--- start of LISTED RECORDS ---

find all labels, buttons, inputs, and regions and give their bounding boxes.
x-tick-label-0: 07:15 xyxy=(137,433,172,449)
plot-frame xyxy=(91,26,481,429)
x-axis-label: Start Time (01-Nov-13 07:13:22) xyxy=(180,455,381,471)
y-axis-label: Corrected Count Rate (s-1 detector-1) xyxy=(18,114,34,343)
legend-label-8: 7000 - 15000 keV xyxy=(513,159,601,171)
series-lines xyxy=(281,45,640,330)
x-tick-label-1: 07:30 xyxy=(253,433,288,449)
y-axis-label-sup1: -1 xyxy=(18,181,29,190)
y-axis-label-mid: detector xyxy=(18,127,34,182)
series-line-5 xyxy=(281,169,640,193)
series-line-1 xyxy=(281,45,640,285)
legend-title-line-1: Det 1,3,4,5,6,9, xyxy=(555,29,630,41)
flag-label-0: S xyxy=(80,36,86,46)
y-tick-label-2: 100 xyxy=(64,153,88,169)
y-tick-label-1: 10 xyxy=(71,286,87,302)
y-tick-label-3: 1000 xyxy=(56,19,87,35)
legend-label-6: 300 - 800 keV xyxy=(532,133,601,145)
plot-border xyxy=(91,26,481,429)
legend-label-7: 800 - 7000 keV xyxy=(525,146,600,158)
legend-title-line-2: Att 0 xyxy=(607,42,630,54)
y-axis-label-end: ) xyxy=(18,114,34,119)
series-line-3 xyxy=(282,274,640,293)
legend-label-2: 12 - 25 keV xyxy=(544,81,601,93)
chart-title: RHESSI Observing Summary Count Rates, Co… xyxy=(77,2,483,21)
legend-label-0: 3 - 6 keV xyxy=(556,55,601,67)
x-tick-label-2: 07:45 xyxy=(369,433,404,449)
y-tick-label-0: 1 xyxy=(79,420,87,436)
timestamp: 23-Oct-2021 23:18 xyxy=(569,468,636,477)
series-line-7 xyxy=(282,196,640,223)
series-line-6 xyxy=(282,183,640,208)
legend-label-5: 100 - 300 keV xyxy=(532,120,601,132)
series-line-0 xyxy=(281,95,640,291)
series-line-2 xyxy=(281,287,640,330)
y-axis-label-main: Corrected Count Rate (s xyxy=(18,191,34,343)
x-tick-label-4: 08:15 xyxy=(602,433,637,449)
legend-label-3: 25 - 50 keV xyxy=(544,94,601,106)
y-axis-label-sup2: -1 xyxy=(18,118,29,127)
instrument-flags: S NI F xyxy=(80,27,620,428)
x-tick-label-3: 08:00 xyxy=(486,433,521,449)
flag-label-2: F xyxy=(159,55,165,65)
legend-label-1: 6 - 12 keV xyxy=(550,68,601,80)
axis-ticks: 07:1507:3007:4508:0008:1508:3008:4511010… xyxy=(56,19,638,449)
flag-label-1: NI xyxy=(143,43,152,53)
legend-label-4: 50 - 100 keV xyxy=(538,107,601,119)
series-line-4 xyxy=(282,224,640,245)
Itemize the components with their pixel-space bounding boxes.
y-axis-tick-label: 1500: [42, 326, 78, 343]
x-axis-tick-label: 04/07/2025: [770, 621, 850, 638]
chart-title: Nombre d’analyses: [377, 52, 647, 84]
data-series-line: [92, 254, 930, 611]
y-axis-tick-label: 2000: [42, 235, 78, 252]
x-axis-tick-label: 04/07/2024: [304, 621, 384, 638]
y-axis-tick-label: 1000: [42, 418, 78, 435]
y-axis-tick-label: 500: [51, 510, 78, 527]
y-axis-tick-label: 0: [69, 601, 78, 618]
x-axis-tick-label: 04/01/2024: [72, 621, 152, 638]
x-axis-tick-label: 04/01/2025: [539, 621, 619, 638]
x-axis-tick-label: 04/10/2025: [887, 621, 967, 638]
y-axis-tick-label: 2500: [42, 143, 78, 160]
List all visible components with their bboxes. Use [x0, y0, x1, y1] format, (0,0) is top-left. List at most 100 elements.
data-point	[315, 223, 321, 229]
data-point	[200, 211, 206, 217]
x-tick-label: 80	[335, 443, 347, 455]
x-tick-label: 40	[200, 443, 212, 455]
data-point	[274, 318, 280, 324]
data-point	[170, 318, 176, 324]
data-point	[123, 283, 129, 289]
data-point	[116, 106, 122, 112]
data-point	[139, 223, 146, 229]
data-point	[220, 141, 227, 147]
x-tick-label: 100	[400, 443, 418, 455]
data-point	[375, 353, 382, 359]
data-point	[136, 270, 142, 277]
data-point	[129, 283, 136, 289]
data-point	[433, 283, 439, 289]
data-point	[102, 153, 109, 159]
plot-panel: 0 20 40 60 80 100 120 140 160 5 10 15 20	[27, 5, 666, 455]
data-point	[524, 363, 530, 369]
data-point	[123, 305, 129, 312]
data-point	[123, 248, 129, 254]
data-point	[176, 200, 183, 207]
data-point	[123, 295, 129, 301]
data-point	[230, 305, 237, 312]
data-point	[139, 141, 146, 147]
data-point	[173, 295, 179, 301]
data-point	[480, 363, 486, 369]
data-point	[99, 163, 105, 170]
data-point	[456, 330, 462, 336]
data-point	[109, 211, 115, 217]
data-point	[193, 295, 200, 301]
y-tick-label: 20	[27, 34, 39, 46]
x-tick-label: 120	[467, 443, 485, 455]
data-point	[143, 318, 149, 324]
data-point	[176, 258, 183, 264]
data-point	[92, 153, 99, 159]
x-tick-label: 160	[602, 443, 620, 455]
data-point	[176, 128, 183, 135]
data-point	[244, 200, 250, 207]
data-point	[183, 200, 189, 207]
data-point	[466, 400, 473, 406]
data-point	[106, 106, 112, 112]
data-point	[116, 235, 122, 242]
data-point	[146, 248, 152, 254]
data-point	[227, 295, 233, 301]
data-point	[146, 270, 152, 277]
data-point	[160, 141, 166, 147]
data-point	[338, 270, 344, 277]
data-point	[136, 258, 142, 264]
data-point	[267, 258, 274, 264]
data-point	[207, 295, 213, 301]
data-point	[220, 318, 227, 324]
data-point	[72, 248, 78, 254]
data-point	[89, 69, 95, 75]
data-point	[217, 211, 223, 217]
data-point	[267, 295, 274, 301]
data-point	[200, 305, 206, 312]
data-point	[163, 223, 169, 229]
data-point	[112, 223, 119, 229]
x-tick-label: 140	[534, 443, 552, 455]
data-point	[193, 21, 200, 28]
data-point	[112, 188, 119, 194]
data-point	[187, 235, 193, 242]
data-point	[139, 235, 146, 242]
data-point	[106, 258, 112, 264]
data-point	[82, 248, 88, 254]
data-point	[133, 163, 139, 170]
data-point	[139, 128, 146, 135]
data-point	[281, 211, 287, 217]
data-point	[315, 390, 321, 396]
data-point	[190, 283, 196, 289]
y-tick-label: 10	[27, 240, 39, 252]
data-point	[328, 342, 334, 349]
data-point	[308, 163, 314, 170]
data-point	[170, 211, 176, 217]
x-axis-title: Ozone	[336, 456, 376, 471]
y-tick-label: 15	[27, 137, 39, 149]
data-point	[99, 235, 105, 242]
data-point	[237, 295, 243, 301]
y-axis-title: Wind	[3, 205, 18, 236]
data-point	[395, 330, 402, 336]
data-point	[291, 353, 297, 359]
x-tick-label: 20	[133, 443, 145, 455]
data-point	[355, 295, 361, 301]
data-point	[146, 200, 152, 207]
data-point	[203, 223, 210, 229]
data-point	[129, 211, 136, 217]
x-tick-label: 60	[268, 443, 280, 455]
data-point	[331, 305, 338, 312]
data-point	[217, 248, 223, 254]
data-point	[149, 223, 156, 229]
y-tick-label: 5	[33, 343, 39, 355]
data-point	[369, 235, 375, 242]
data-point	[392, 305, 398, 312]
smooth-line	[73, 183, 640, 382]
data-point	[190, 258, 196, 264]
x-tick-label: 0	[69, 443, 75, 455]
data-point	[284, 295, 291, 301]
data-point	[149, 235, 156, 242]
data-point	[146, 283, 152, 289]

--- end of LISTED RECORDS ---

• **GIVEN EXERCISE**:
Return the rows from the very first one through the line containing "series-line-2 xyxy=(281,287,640,330)", copied verbatim with both ends included.

• **RESPONSE TO THE TASK**:
find all labels, buttons, inputs, and regions and give their bounding boxes.
x-tick-label-0: 07:15 xyxy=(137,433,172,449)
plot-frame xyxy=(91,26,481,429)
x-axis-label: Start Time (01-Nov-13 07:13:22) xyxy=(180,455,381,471)
y-axis-label: Corrected Count Rate (s-1 detector-1) xyxy=(18,114,34,343)
legend-label-8: 7000 - 15000 keV xyxy=(513,159,601,171)
series-lines xyxy=(281,45,640,330)
x-tick-label-1: 07:30 xyxy=(253,433,288,449)
y-axis-label-sup1: -1 xyxy=(18,181,29,190)
y-axis-label-mid: detector xyxy=(18,127,34,182)
series-line-5 xyxy=(281,169,640,193)
series-line-1 xyxy=(281,45,640,285)
legend-title-line-1: Det 1,3,4,5,6,9, xyxy=(555,29,630,41)
flag-label-0: S xyxy=(80,36,86,46)
y-tick-label-2: 100 xyxy=(64,153,88,169)
y-tick-label-1: 10 xyxy=(71,286,87,302)
y-tick-label-3: 1000 xyxy=(56,19,87,35)
legend-label-6: 300 - 800 keV xyxy=(532,133,601,145)
plot-border xyxy=(91,26,481,429)
legend-label-7: 800 - 7000 keV xyxy=(525,146,600,158)
legend-title-line-2: Att 0 xyxy=(607,42,630,54)
y-axis-label-end: ) xyxy=(18,114,34,119)
series-line-3 xyxy=(282,274,640,293)
legend-label-2: 12 - 25 keV xyxy=(544,81,601,93)
chart-title: RHESSI Observing Summary Count Rates, Co… xyxy=(77,2,483,21)
legend-label-0: 3 - 6 keV xyxy=(556,55,601,67)
x-tick-label-2: 07:45 xyxy=(369,433,404,449)
y-tick-label-0: 1 xyxy=(79,420,87,436)
timestamp: 23-Oct-2021 23:18 xyxy=(569,468,636,477)
series-line-7 xyxy=(282,196,640,223)
series-line-6 xyxy=(282,183,640,208)
legend-label-5: 100 - 300 keV xyxy=(532,120,601,132)
series-line-0 xyxy=(281,95,640,291)
series-line-2 xyxy=(281,287,640,330)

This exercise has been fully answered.